■ **RECORDS**
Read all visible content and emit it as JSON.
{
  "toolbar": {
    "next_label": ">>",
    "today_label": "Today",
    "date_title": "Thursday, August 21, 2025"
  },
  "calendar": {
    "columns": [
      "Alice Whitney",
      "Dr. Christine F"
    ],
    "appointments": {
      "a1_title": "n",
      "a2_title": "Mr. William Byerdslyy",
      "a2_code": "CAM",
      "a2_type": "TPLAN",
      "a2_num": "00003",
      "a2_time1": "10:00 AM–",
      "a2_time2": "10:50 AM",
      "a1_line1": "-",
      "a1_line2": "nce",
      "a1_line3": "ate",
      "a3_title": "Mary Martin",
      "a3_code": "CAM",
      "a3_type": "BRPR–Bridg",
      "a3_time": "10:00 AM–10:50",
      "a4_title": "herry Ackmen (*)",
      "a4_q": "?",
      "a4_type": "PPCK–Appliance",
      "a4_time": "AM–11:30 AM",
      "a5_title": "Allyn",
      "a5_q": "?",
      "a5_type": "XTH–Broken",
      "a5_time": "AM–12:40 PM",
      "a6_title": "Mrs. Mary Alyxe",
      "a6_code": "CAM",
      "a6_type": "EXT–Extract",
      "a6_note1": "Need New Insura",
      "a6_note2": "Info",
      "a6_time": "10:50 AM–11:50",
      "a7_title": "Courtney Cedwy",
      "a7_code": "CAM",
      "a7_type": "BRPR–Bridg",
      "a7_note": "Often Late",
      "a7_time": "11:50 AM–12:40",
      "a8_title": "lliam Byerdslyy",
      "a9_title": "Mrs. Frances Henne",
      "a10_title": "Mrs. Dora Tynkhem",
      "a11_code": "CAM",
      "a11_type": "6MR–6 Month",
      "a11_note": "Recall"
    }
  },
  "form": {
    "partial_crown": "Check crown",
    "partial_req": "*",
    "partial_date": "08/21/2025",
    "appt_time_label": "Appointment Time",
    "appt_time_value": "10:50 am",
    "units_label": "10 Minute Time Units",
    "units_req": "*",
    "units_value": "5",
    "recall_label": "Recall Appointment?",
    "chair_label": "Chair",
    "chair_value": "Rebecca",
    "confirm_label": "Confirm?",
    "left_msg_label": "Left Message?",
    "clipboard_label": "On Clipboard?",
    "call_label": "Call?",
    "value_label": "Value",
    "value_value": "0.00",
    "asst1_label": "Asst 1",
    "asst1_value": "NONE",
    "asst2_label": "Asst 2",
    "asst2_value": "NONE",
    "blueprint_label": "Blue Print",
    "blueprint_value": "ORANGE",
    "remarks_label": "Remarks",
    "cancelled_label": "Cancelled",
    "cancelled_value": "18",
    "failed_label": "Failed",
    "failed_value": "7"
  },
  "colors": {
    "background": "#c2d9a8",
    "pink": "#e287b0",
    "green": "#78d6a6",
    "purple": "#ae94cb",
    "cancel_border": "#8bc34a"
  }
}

■ **TO DO**
Show the lines of the records that include the string "Recall".

■ **RESULT OF THIS TASK**
      "a11_note": "Recall"
    "recall_label": "Recall Appointment?",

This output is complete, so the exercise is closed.